# PROBLEM:
Examine the material below and count the lines that hold the word "Кировская". Report only the number.
--- DATA SUPPLIED ---
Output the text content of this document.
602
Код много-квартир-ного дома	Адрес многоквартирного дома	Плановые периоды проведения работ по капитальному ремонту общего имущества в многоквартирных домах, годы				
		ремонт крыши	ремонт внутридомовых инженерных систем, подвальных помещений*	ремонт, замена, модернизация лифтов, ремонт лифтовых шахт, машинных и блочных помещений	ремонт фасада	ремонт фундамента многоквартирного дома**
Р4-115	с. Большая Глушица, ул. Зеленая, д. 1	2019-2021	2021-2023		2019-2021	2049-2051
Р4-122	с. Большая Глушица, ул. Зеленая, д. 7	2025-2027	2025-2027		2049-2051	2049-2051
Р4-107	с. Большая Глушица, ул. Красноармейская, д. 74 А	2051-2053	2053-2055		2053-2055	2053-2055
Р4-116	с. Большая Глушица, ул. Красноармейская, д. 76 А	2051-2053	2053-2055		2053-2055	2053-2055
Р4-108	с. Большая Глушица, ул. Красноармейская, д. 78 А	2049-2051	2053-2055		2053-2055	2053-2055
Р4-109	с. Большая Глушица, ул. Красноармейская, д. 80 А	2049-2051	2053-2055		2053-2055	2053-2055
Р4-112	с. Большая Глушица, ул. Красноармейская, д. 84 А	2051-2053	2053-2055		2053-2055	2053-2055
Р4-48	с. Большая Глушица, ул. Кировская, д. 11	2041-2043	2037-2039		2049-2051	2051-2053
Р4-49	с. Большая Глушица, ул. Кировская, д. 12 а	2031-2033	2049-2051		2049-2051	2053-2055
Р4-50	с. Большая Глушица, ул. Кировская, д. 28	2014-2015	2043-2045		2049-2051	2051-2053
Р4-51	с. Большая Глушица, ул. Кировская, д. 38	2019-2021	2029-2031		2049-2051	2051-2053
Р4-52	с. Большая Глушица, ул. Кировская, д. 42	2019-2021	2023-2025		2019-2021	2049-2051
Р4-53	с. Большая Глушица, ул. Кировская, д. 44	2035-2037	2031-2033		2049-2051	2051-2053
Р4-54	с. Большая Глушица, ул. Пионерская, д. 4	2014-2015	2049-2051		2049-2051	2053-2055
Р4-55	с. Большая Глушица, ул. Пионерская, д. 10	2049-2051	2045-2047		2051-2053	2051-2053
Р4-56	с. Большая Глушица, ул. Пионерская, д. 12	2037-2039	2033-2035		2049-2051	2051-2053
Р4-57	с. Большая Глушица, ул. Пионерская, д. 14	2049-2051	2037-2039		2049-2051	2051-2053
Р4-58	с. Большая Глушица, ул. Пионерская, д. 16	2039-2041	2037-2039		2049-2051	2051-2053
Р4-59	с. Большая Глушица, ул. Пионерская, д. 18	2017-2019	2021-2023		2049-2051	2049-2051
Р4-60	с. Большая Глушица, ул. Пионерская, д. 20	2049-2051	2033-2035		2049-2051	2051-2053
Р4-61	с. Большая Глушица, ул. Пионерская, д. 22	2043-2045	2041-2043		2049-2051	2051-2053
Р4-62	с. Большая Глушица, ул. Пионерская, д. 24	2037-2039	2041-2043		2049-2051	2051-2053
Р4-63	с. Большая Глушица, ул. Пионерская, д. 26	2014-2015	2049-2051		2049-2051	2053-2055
---
# WORKED ANSWER:
6